# Start of RECORDS SHOWN

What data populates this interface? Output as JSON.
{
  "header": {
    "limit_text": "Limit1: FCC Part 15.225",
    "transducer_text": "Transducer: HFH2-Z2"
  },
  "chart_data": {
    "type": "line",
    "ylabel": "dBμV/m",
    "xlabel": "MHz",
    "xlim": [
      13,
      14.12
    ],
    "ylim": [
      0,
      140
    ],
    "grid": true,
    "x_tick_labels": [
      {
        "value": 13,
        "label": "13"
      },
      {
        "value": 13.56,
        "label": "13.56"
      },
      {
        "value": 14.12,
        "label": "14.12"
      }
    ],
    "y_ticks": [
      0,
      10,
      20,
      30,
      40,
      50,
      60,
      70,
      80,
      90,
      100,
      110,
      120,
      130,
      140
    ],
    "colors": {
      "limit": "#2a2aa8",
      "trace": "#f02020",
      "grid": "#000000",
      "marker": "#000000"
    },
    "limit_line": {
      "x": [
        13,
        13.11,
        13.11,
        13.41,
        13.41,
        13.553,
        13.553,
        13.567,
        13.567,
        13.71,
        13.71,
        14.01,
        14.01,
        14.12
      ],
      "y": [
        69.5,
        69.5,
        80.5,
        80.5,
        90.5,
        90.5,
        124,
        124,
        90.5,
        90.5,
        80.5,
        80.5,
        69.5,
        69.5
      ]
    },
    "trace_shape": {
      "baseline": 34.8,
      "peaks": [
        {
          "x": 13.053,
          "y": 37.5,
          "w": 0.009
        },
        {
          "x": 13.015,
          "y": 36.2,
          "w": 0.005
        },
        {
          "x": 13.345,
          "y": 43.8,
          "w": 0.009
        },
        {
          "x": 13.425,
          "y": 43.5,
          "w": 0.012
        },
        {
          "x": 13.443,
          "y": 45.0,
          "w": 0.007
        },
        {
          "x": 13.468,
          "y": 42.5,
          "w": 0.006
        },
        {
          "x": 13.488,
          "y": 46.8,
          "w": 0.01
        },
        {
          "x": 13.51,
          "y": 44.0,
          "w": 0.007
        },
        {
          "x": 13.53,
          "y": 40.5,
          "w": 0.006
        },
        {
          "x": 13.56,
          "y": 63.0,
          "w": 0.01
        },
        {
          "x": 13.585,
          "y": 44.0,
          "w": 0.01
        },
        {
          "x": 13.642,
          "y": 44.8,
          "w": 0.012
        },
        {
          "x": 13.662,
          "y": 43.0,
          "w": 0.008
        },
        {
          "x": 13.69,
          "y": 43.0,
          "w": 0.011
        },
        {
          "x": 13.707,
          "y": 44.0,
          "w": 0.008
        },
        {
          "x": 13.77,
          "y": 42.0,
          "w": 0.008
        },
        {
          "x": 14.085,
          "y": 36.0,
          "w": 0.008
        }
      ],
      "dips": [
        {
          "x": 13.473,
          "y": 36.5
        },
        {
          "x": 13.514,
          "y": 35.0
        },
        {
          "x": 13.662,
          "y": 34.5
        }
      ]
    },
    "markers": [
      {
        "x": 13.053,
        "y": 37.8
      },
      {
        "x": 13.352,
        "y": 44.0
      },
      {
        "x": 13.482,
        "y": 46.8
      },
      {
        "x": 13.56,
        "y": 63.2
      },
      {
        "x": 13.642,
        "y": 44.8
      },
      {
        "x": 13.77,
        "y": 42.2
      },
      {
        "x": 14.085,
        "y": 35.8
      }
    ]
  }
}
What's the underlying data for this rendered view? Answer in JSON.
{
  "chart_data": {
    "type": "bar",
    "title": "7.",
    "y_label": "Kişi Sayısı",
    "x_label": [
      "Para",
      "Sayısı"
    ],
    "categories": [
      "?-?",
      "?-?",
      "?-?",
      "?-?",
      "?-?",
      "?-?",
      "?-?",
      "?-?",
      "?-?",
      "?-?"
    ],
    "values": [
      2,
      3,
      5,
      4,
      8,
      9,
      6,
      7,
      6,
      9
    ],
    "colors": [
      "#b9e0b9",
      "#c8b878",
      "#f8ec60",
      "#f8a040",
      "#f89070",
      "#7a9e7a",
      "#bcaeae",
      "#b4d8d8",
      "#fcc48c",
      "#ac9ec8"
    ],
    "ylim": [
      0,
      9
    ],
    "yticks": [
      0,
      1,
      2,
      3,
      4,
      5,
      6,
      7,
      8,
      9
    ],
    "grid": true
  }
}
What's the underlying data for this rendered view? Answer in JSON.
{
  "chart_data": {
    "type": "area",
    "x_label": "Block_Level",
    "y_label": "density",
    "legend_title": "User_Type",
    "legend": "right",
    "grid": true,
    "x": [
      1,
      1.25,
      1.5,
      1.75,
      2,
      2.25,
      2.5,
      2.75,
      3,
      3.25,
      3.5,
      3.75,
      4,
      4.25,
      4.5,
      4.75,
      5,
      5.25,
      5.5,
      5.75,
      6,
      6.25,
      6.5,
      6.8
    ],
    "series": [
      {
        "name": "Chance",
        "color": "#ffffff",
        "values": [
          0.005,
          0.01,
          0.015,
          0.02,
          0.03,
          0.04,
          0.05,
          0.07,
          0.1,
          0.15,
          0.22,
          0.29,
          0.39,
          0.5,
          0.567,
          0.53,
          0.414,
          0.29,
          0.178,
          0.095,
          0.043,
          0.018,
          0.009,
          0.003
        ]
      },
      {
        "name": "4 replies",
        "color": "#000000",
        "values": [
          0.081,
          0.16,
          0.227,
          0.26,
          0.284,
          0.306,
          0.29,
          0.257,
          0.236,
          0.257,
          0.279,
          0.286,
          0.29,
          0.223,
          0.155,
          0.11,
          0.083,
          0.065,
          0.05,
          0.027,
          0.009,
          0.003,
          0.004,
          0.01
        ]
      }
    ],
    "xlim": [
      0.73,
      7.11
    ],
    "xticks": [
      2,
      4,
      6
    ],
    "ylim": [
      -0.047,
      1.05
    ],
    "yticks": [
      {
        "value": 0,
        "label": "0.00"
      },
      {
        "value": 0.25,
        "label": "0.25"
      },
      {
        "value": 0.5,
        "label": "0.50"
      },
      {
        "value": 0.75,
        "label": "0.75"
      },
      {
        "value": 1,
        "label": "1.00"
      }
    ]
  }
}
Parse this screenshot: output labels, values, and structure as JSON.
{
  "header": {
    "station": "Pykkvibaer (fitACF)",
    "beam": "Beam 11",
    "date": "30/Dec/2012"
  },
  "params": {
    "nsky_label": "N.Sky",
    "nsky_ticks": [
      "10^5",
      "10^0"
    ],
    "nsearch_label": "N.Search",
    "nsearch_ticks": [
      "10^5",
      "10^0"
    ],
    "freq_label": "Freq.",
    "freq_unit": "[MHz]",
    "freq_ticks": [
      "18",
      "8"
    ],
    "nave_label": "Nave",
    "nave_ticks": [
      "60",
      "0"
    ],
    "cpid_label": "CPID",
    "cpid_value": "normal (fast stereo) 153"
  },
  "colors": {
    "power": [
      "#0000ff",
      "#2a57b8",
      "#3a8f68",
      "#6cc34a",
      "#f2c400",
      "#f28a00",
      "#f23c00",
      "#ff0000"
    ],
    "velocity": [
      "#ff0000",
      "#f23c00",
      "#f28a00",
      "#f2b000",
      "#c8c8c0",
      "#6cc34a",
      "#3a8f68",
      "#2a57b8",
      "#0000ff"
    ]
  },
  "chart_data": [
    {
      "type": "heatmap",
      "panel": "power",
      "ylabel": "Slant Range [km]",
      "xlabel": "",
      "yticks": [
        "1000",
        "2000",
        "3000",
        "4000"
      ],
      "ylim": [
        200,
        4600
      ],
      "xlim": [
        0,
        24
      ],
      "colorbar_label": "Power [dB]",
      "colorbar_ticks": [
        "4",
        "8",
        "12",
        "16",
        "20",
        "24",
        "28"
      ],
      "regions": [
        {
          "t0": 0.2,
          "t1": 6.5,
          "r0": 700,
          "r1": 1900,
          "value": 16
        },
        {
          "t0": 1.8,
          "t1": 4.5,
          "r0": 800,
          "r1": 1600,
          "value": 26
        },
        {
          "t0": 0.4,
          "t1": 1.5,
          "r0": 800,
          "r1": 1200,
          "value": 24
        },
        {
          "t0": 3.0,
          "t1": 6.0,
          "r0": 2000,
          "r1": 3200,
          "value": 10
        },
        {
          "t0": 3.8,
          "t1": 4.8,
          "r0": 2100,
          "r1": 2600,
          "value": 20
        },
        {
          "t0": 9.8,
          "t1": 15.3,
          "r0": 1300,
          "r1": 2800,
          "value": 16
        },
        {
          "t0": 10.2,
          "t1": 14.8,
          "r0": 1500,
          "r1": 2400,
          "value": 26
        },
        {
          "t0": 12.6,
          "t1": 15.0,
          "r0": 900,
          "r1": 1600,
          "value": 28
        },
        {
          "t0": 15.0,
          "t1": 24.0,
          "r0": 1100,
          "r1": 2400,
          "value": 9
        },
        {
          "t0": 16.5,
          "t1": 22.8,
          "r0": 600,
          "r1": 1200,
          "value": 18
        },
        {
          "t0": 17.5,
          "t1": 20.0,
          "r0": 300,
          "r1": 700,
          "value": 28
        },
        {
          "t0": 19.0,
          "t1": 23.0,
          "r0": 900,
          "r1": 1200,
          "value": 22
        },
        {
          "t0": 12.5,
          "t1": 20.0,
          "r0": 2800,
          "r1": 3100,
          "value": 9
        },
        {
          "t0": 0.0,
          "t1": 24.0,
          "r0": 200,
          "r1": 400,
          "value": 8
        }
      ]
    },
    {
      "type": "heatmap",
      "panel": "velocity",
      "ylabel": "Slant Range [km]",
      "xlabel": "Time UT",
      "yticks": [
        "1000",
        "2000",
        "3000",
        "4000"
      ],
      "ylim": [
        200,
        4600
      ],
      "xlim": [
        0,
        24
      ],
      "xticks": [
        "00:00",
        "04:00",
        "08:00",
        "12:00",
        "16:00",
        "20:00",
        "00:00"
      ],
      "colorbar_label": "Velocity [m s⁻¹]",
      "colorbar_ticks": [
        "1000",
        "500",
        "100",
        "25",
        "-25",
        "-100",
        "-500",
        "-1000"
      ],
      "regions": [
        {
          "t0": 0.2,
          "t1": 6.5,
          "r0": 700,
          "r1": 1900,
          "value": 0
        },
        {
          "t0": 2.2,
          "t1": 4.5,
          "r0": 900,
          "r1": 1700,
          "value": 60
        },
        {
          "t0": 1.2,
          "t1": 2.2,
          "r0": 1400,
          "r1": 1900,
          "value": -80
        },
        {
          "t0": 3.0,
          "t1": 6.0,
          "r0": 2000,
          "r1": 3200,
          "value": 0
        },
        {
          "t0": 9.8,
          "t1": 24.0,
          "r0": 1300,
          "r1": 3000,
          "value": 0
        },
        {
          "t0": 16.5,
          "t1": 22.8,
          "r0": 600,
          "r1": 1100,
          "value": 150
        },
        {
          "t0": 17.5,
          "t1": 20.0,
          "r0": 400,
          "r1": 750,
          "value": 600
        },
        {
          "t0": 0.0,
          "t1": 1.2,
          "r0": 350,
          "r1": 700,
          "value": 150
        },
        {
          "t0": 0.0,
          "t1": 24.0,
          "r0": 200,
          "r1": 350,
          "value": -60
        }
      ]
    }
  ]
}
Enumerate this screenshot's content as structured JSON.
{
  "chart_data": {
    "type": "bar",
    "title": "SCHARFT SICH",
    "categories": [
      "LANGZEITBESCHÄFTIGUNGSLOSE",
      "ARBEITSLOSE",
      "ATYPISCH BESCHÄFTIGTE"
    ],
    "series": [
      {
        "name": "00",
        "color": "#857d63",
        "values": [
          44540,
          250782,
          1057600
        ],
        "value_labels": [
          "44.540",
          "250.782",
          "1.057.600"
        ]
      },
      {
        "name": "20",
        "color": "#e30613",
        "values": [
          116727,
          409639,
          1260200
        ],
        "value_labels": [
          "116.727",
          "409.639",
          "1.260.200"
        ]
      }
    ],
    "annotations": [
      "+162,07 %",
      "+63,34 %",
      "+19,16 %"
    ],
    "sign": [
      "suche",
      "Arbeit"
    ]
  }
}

# End of RECORDS SHOWN

▶ **INSTRUCTIONS TO FOLLOW**
The required output is the span of lines from the one containing "Enumerate this screenshot's" to the last line, reproduced character for character.

▶ **FULL RESPONSE**
Enumerate this screenshot's content as structured JSON.
{
  "chart_data": {
    "type": "bar",
    "title": "SCHARFT SICH",
    "categories": [
      "LANGZEITBESCHÄFTIGUNGSLOSE",
      "ARBEITSLOSE",
      "ATYPISCH BESCHÄFTIGTE"
    ],
    "series": [
      {
        "name": "00",
        "color": "#857d63",
        "values": [
          44540,
          250782,
          1057600
        ],
        "value_labels": [
          "44.540",
          "250.782",
          "1.057.600"
        ]
      },
      {
        "name": "20",
        "color": "#e30613",
        "values": [
          116727,
          409639,
          1260200
        ],
        "value_labels": [
          "116.727",
          "409.639",
          "1.260.200"
        ]
      }
    ],
    "annotations": [
      "+162,07 %",
      "+63,34 %",
      "+19,16 %"
    ],
    "sign": [
      "suche",
      "Arbeit"
    ]
  }
}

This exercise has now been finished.